* start Supplied material *
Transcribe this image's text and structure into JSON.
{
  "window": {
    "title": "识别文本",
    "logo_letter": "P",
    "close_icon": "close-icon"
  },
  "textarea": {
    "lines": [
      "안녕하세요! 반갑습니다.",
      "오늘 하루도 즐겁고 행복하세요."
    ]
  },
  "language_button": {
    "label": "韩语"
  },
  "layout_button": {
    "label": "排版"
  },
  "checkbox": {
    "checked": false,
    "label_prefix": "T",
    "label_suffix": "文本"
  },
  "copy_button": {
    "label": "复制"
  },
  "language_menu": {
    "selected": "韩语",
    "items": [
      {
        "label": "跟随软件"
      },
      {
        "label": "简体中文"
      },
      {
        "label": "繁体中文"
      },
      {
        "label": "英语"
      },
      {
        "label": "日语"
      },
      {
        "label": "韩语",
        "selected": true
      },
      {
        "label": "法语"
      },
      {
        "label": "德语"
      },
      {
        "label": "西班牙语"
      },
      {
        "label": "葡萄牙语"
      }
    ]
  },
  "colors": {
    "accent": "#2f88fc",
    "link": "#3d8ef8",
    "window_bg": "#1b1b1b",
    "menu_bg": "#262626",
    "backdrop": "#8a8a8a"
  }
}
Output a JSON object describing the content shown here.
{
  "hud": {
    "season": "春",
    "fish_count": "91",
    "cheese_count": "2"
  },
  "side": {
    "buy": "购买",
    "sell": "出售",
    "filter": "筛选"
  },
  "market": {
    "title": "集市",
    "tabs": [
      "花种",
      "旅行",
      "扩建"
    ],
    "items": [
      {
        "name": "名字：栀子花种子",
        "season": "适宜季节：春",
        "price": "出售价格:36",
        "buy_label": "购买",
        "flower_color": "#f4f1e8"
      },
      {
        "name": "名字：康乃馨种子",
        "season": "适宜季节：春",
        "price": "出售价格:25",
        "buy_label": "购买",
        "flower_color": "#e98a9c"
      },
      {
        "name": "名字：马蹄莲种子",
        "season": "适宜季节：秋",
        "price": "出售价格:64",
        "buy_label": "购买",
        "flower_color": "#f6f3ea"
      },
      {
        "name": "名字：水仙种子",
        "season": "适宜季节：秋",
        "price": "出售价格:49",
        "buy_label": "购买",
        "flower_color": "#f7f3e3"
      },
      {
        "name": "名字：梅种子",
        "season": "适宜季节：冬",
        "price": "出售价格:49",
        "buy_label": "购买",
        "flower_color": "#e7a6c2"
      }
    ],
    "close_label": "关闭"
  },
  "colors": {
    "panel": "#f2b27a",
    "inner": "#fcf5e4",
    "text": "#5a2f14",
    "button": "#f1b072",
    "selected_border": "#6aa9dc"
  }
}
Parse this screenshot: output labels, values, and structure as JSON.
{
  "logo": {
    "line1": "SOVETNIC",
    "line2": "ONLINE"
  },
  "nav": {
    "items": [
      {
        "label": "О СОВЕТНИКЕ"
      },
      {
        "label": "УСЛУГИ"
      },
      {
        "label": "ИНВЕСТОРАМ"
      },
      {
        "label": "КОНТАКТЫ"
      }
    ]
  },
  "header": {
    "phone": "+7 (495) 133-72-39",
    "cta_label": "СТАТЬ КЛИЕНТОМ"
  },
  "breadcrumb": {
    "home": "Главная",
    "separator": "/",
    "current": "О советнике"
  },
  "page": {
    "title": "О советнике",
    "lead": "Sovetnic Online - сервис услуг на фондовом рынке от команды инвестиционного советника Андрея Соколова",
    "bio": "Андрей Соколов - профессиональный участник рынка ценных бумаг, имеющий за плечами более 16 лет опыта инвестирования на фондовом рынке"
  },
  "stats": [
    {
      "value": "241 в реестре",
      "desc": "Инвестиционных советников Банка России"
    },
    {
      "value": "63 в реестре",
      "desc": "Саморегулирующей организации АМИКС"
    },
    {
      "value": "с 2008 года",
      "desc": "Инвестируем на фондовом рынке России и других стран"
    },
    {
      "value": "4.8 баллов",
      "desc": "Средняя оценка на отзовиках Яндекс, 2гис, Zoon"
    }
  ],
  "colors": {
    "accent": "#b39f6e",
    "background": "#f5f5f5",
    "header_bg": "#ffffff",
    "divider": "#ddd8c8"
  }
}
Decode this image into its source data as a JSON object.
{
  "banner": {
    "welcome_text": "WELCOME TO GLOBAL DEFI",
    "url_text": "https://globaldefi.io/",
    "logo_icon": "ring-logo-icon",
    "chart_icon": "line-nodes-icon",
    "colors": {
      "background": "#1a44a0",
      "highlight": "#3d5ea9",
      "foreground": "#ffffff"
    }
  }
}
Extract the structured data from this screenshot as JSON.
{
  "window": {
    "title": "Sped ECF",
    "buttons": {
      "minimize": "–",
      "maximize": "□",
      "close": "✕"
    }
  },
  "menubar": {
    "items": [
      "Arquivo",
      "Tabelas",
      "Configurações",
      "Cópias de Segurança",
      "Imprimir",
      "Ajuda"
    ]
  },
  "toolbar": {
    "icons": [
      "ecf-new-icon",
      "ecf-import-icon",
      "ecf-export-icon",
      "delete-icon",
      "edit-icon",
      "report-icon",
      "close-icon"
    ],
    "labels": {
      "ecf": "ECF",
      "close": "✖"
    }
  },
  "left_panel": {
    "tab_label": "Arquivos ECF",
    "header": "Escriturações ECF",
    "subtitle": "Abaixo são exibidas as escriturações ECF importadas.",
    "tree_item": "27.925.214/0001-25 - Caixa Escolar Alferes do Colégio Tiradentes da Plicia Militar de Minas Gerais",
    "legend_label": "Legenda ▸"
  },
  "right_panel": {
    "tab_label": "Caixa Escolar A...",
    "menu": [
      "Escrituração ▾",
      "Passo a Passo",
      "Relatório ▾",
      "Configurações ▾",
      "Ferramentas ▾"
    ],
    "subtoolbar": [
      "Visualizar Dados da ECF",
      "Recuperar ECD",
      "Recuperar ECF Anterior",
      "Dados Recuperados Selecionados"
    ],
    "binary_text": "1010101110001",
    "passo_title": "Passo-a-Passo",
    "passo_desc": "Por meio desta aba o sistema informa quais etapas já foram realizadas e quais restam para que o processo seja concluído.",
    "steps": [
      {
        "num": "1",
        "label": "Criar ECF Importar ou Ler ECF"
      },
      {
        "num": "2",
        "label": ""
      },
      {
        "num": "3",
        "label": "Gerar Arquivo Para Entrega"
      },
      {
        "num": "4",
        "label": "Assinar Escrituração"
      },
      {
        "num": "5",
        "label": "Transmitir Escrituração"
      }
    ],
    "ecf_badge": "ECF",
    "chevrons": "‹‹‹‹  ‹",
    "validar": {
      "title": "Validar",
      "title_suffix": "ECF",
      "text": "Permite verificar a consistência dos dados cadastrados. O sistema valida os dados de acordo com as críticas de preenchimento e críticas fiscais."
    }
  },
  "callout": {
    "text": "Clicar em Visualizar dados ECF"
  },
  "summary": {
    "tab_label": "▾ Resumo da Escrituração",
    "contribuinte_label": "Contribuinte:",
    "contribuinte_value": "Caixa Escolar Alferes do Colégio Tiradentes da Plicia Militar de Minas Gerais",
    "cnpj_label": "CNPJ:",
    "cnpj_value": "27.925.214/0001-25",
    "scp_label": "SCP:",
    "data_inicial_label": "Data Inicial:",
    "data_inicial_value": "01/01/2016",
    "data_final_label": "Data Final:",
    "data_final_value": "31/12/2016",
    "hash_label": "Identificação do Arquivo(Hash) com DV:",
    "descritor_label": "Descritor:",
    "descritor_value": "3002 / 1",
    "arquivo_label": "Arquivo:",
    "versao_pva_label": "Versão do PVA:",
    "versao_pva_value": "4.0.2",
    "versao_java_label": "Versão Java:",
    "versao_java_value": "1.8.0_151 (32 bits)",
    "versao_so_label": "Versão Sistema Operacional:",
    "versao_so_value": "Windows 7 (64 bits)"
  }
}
* end Supplied material *
* [The request]:
From the records above, pull out every line containing the word "image".

* [Worked solution]:
Transcribe this image's text and structure into JSON.
Decode this image into its source data as a JSON object.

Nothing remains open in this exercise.